» Requirement
Track down the lines that contain "sure" and copy them.

» Excerpted data
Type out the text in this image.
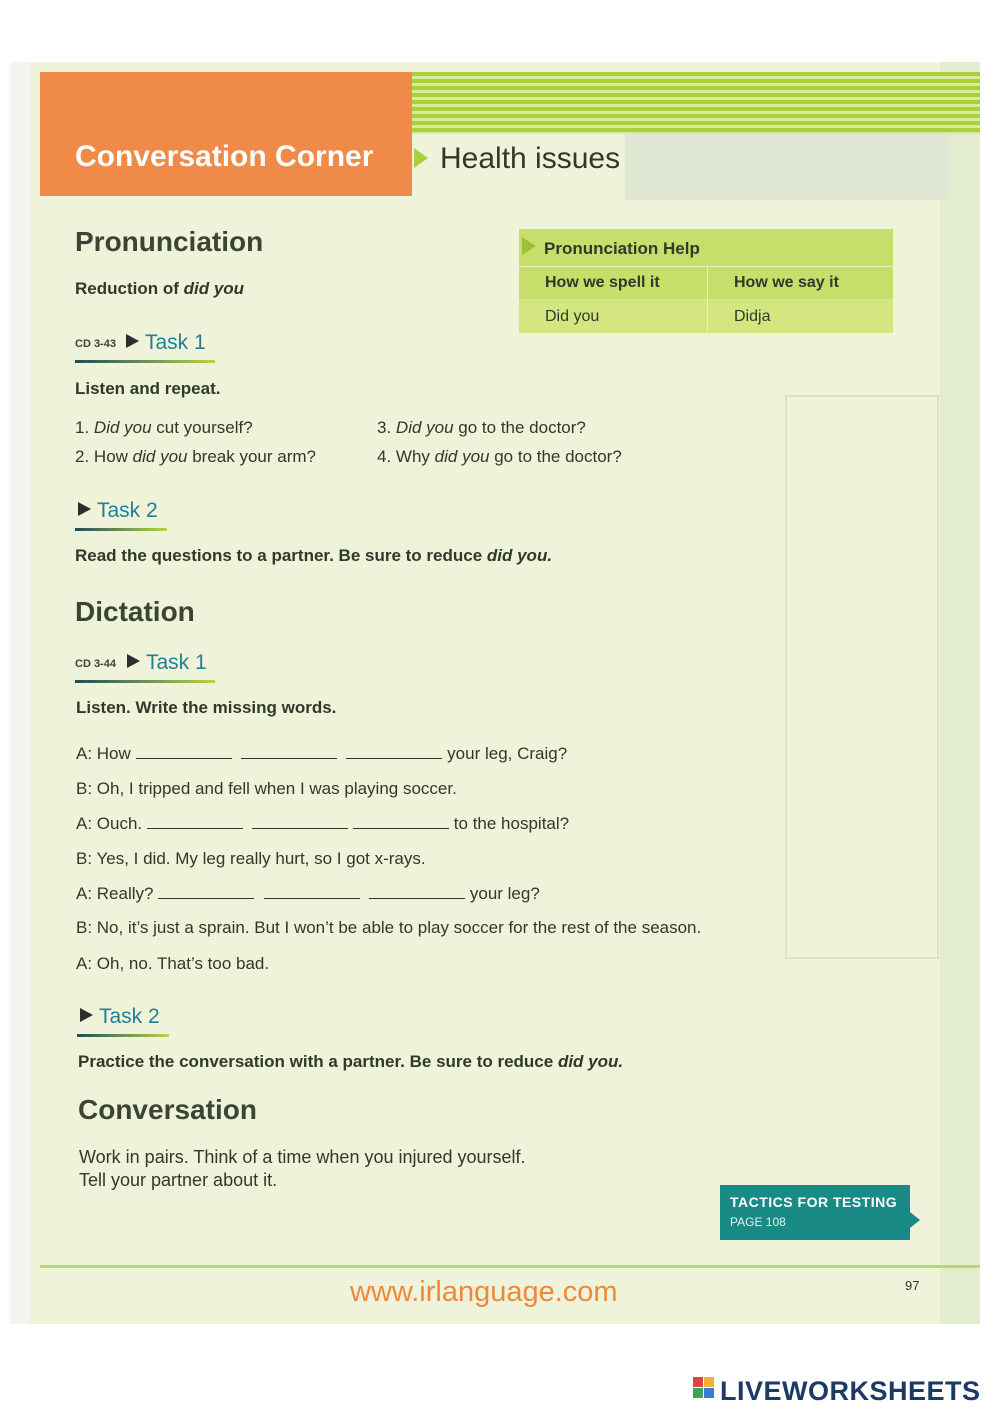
Conversation Corner Health issues
Pronunciation
Reduction of did you
CD 3-43	Task 1
Listen and repeat.
1. Did you cut yourself?
2. How did you break your arm?
3. Did you go to the doctor?
4. Why did you go to the doctor?
Task 2
Read the questions to a partner. Be sure to reduce did you.
Pronunciation Help
How we spell it	How we say it
Did you	Didja
Dictation
CD 3-44	Task 1
Listen. Write the missing words.
A: How	your leg, Craig?
B: Oh, I tripped and fell when I was playing soccer.
A: Ouch.	to the hospital?
B: Yes, I did. My leg really hurt, so I got x-rays.
A: Really?	your leg?
B: No, it’s just a sprain. But I won’t be able to play soccer for the rest of the season.
A: Oh, no. That’s too bad.
Task 2
Practice the conversation with a partner. Be sure to reduce did you.
Conversation
Work in pairs. Think of a time when you injured yourself.
Tell your partner about it.
TACTICS FOR TESTING
PAGE 108
97
www.irlanguage.com
LIVEWORKSHEETS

» Worked solution
Read the questions to a partner. Be sure to reduce did you.
Practice the conversation with a partner. Be sure to reduce did you.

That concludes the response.